Listed entries -

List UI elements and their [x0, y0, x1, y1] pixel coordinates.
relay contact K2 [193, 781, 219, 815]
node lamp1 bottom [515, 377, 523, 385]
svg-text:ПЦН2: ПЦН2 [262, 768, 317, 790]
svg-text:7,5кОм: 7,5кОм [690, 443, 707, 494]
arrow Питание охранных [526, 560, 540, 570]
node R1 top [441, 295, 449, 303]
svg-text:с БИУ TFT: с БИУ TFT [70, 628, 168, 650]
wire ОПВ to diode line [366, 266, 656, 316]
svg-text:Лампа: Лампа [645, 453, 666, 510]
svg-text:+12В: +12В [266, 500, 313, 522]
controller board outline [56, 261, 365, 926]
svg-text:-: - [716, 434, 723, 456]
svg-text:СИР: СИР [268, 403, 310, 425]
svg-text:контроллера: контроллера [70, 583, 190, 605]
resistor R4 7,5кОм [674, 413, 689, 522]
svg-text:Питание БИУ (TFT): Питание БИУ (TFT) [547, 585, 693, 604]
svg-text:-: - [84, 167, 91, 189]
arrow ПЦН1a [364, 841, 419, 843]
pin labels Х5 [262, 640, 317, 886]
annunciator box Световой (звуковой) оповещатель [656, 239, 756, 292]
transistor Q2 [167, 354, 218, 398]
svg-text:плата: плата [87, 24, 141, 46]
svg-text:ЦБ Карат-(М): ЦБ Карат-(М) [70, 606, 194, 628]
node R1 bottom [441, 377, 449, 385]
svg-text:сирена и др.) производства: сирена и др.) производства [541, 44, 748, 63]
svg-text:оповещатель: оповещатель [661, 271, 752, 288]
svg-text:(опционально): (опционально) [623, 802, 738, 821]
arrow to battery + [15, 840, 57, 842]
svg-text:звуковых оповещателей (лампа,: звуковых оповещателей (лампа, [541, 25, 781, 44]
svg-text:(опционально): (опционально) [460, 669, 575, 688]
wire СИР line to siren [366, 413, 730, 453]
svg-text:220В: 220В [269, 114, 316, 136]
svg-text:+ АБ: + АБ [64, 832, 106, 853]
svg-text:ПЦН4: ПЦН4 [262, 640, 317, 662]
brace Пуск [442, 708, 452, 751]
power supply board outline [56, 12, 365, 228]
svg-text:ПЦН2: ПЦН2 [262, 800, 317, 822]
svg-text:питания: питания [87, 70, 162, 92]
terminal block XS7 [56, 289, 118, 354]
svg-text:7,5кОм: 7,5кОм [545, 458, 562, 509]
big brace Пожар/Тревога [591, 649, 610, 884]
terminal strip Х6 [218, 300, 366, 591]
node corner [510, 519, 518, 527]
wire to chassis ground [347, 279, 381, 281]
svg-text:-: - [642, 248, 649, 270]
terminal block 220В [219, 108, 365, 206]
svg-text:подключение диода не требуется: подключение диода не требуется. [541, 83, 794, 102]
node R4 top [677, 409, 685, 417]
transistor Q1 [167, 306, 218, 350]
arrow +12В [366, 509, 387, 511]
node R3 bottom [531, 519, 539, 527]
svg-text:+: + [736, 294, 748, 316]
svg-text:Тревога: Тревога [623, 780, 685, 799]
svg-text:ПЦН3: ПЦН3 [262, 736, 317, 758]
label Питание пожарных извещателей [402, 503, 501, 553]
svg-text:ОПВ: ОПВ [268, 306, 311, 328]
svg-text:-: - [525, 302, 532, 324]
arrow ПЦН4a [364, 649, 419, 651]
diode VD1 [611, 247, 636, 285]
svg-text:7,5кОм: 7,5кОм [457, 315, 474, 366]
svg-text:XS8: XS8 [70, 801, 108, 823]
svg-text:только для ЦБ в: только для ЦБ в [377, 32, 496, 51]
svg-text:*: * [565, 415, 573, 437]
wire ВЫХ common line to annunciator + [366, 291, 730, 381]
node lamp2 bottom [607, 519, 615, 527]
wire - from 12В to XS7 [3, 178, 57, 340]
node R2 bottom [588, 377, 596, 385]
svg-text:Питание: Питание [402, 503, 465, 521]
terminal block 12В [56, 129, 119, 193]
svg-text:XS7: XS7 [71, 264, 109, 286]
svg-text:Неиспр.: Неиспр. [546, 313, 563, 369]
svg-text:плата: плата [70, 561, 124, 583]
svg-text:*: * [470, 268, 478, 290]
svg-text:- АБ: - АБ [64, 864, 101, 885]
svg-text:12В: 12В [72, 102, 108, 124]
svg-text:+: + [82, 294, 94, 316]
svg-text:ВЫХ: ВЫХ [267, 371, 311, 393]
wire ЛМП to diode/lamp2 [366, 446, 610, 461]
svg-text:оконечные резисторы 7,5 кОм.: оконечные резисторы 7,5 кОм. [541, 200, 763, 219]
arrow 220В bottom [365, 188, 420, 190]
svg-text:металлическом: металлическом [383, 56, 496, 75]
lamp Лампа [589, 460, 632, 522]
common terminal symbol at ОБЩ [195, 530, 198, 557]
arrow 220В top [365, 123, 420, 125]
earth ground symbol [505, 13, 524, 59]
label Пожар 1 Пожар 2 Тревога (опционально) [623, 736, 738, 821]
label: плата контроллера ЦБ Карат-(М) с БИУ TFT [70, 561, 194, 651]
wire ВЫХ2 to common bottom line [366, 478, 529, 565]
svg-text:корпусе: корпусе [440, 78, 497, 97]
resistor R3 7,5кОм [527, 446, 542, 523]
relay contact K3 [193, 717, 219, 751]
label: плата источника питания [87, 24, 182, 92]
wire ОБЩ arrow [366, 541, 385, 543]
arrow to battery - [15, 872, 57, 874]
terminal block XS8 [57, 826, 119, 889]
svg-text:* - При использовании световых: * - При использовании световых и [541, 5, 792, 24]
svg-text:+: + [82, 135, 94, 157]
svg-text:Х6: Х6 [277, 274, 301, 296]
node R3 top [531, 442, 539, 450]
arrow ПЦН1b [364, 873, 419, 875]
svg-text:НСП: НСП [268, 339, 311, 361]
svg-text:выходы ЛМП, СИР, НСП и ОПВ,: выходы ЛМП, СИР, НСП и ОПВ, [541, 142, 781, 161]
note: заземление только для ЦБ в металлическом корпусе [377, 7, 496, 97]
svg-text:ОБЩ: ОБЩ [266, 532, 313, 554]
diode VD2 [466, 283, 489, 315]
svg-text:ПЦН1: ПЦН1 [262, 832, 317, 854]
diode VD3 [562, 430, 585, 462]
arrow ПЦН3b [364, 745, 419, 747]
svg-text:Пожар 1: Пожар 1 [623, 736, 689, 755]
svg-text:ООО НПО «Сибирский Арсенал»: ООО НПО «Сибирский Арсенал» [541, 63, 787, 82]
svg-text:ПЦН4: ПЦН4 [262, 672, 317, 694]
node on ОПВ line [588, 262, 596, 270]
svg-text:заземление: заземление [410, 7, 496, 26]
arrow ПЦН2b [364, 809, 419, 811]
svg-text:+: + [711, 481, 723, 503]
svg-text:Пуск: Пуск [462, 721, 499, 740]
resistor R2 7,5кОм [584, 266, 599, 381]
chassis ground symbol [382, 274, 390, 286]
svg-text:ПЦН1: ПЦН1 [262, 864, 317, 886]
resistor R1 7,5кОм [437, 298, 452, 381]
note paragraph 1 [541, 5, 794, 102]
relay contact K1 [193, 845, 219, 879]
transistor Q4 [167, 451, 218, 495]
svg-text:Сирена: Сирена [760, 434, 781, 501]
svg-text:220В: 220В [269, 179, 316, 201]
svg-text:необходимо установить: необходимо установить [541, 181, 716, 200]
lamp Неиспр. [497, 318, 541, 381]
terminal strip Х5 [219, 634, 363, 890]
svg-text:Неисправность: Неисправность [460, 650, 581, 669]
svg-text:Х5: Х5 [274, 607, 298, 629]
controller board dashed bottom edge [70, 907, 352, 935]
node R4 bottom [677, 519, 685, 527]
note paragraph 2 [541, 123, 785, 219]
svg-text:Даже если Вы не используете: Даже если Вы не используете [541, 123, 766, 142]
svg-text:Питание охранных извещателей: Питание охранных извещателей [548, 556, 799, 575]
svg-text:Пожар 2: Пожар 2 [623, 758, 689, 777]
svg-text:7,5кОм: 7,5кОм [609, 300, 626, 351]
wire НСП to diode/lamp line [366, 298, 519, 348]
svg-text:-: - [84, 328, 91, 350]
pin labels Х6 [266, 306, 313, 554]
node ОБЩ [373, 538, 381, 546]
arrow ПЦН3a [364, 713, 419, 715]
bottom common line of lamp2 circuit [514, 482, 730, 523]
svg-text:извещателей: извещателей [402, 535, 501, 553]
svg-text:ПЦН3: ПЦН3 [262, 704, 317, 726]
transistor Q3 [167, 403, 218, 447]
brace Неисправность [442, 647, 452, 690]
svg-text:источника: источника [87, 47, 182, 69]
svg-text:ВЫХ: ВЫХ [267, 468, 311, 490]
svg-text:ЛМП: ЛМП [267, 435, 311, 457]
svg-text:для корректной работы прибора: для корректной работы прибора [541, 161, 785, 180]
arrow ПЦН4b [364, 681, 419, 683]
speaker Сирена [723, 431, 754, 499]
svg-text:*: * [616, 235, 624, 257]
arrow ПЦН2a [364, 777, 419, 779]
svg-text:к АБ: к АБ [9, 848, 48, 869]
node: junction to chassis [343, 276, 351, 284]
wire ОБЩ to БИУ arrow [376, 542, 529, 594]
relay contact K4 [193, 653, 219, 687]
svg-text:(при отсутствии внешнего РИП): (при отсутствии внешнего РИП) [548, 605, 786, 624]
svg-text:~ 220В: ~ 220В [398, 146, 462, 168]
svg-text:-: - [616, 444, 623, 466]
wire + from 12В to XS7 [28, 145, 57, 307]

Aim of the exercise - Repeat the data from its first line through the line that contains "svg-text:+12В: +12В [266, 500, 313, 522]", switching "node" to "junction" and leaving everything else unchanged.

Solution for this exercise -
List UI elements and their [x0, y0, x1, y1] pixel coordinates.
relay contact K2 [193, 781, 219, 815]
junction lamp1 bottom [515, 377, 523, 385]
svg-text:ПЦН2: ПЦН2 [262, 768, 317, 790]
svg-text:7,5кОм: 7,5кОм [690, 443, 707, 494]
arrow Питание охранных [526, 560, 540, 570]
junction R1 top [441, 295, 449, 303]
svg-text:с БИУ TFT: с БИУ TFT [70, 628, 168, 650]
wire ОПВ to diode line [366, 266, 656, 316]
svg-text:Лампа: Лампа [645, 453, 666, 510]
svg-text:+12В: +12В [266, 500, 313, 522]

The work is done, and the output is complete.